:: Task requirements ::
Every line of the material is to be repeated exactly as it stands.

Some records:
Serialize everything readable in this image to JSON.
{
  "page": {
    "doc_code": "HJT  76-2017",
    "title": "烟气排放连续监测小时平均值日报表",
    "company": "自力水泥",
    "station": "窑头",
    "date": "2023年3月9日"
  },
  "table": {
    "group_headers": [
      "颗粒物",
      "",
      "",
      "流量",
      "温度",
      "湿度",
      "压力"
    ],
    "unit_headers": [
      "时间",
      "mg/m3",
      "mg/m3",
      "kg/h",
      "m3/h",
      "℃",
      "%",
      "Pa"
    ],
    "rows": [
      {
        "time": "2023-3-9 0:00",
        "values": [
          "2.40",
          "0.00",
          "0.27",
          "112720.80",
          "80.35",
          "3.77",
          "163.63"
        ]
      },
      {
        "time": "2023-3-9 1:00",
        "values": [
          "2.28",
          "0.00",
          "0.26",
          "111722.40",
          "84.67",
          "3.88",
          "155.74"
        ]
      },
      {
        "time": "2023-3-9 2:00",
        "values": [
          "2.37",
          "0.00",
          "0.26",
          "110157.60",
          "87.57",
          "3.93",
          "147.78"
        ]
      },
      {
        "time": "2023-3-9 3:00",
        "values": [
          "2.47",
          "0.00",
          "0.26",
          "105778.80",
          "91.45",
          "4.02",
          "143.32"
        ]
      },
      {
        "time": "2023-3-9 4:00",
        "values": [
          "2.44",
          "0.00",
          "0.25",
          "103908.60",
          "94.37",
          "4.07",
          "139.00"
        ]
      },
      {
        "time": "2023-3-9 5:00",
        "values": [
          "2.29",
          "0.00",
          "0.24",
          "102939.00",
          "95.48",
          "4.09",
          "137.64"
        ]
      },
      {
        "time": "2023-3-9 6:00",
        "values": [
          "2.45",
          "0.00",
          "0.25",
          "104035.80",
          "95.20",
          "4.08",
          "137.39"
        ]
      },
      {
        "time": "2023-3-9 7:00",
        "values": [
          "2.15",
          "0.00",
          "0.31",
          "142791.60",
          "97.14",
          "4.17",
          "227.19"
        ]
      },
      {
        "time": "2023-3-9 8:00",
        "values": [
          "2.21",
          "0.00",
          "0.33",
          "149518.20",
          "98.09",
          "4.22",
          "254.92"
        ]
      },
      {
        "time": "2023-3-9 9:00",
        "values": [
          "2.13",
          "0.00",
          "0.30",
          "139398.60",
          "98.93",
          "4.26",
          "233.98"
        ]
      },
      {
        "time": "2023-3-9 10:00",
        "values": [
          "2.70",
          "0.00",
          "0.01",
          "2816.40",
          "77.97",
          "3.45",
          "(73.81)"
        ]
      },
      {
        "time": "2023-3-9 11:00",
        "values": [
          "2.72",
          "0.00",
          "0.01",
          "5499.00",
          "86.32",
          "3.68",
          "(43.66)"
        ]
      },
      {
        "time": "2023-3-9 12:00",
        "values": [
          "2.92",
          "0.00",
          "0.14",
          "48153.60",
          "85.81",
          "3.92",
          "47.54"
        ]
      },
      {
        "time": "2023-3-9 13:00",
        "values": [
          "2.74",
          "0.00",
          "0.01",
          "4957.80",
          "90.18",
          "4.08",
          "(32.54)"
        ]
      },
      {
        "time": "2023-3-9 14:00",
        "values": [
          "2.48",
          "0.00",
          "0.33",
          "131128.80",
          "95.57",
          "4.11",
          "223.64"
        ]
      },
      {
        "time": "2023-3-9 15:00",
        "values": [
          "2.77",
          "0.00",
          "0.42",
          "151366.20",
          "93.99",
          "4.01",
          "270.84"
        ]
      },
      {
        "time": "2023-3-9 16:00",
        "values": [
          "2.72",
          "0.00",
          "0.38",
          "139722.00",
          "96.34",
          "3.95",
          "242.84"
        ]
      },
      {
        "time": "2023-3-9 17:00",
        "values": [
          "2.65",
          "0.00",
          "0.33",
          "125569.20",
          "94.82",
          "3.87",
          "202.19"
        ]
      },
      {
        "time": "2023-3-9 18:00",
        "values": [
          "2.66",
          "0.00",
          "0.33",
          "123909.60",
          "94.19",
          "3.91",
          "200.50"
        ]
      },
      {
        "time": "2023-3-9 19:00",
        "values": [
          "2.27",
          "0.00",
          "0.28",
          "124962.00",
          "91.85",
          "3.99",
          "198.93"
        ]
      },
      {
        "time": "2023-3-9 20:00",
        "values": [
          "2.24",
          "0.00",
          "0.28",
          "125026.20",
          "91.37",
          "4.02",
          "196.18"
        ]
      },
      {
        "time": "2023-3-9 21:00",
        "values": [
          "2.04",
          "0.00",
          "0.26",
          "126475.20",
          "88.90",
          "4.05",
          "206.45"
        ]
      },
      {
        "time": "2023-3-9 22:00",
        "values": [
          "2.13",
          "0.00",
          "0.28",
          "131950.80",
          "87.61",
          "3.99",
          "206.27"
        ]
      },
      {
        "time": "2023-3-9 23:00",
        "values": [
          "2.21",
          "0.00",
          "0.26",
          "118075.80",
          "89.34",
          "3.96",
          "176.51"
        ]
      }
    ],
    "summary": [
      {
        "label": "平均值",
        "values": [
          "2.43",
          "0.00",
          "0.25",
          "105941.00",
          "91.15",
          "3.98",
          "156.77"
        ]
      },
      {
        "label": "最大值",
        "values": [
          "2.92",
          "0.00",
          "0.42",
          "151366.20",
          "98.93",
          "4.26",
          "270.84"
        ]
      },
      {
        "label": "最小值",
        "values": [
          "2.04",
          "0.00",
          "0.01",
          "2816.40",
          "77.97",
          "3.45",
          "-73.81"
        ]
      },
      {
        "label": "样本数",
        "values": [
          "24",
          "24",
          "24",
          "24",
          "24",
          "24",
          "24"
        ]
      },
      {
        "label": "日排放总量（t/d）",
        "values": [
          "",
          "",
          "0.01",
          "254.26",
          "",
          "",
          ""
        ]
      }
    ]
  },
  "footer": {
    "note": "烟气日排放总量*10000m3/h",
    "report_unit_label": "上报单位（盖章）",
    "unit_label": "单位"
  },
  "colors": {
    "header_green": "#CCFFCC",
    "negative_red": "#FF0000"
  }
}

:: Exercise solution ::
Serialize everything readable in this image to JSON.
{
  "page": {
    "doc_code": "HJT  76-2017",
    "title": "烟气排放连续监测小时平均值日报表",
    "company": "自力水泥",
    "station": "窑头",
    "date": "2023年3月9日"
  },
  "table": {
    "group_headers": [
      "颗粒物",
      "",
      "",
      "流量",
      "温度",
      "湿度",
      "压力"
    ],
    "unit_headers": [
      "时间",
      "mg/m3",
      "mg/m3",
      "kg/h",
      "m3/h",
      "℃",
      "%",
      "Pa"
    ],
    "rows": [
      {
        "time": "2023-3-9 0:00",
        "values": [
          "2.40",
          "0.00",
          "0.27",
          "112720.80",
          "80.35",
          "3.77",
          "163.63"
        ]
      },
      {
        "time": "2023-3-9 1:00",
        "values": [
          "2.28",
          "0.00",
          "0.26",
          "111722.40",
          "84.67",
          "3.88",
          "155.74"
        ]
      },
      {
        "time": "2023-3-9 2:00",
        "values": [
          "2.37",
          "0.00",
          "0.26",
          "110157.60",
          "87.57",
          "3.93",
          "147.78"
        ]
      },
      {
        "time": "2023-3-9 3:00",
        "values": [
          "2.47",
          "0.00",
          "0.26",
          "105778.80",
          "91.45",
          "4.02",
          "143.32"
        ]
      },
      {
        "time": "2023-3-9 4:00",
        "values": [
          "2.44",
          "0.00",
          "0.25",
          "103908.60",
          "94.37",
          "4.07",
          "139.00"
        ]
      },
      {
        "time": "2023-3-9 5:00",
        "values": [
          "2.29",
          "0.00",
          "0.24",
          "102939.00",
          "95.48",
          "4.09",
          "137.64"
        ]
      },
      {
        "time": "2023-3-9 6:00",
        "values": [
          "2.45",
          "0.00",
          "0.25",
          "104035.80",
          "95.20",
          "4.08",
          "137.39"
        ]
      },
      {
        "time": "2023-3-9 7:00",
        "values": [
          "2.15",
          "0.00",
          "0.31",
          "142791.60",
          "97.14",
          "4.17",
          "227.19"
        ]
      },
      {
        "time": "2023-3-9 8:00",
        "values": [
          "2.21",
          "0.00",
          "0.33",
          "149518.20",
          "98.09",
          "4.22",
          "254.92"
        ]
      },
      {
        "time": "2023-3-9 9:00",
        "values": [
          "2.13",
          "0.00",
          "0.30",
          "139398.60",
          "98.93",
          "4.26",
          "233.98"
        ]
      },
      {
        "time": "2023-3-9 10:00",
        "values": [
          "2.70",
          "0.00",
          "0.01",
          "2816.40",
          "77.97",
          "3.45",
          "(73.81)"
        ]
      },
      {
        "time": "2023-3-9 11:00",
        "values": [
          "2.72",
          "0.00",
          "0.01",
          "5499.00",
          "86.32",
          "3.68",
          "(43.66)"
        ]
      },
      {
        "time": "2023-3-9 12:00",
        "values": [
          "2.92",
          "0.00",
          "0.14",
          "48153.60",
          "85.81",
          "3.92",
          "47.54"
        ]
      },
      {
        "time": "2023-3-9 13:00",
        "values": [
          "2.74",
          "0.00",
          "0.01",
          "4957.80",
          "90.18",
          "4.08",
          "(32.54)"
        ]
      },
      {
        "time": "2023-3-9 14:00",
        "values": [
          "2.48",
          "0.00",
          "0.33",
          "131128.80",
          "95.57",
          "4.11",
          "223.64"
        ]
      },
      {
        "time": "2023-3-9 15:00",
        "values": [
          "2.77",
          "0.00",
          "0.42",
          "151366.20",
          "93.99",
          "4.01",
          "270.84"
        ]
      },
      {
        "time": "2023-3-9 16:00",
        "values": [
          "2.72",
          "0.00",
          "0.38",
          "139722.00",
          "96.34",
          "3.95",
          "242.84"
        ]
      },
      {
        "time": "2023-3-9 17:00",
        "values": [
          "2.65",
          "0.00",
          "0.33",
          "125569.20",
          "94.82",
          "3.87",
          "202.19"
        ]
      },
      {
        "time": "2023-3-9 18:00",
        "values": [
          "2.66",
          "0.00",
          "0.33",
          "123909.60",
          "94.19",
          "3.91",
          "200.50"
        ]
      },
      {
        "time": "2023-3-9 19:00",
        "values": [
          "2.27",
          "0.00",
          "0.28",
          "124962.00",
          "91.85",
          "3.99",
          "198.93"
        ]
      },
      {
        "time": "2023-3-9 20:00",
        "values": [
          "2.24",
          "0.00",
          "0.28",
          "125026.20",
          "91.37",
          "4.02",
          "196.18"
        ]
      },
      {
        "time": "2023-3-9 21:00",
        "values": [
          "2.04",
          "0.00",
          "0.26",
          "126475.20",
          "88.90",
          "4.05",
          "206.45"
        ]
      },
      {
        "time": "2023-3-9 22:00",
        "values": [
          "2.13",
          "0.00",
          "0.28",
          "131950.80",
          "87.61",
          "3.99",
          "206.27"
        ]
      },
      {
        "time": "2023-3-9 23:00",
        "values": [
          "2.21",
          "0.00",
          "0.26",
          "118075.80",
          "89.34",
          "3.96",
          "176.51"
        ]
      }
    ],
    "summary": [
      {
        "label": "平均值",
        "values": [
          "2.43",
          "0.00",
          "0.25",
          "105941.00",
          "91.15",
          "3.98",
          "156.77"
        ]
      },
      {
        "label": "最大值",
        "values": [
          "2.92",
          "0.00",
          "0.42",
          "151366.20",
          "98.93",
          "4.26",
          "270.84"
        ]
      },
      {
        "label": "最小值",
        "values": [
          "2.04",
          "0.00",
          "0.01",
          "2816.40",
          "77.97",
          "3.45",
          "-73.81"
        ]
      },
      {
        "label": "样本数",
        "values": [
          "24",
          "24",
          "24",
          "24",
          "24",
          "24",
          "24"
        ]
      },
      {
        "label": "日排放总量（t/d）",
        "values": [
          "",
          "",
          "0.01",
          "254.26",
          "",
          "",
          ""
        ]
      }
    ]
  },
  "footer": {
    "note": "烟气日排放总量*10000m3/h",
    "report_unit_label": "上报单位（盖章）",
    "unit_label": "单位"
  },
  "colors": {
    "header_green": "#CCFFCC",
    "negative_red": "#FF0000"
  }
}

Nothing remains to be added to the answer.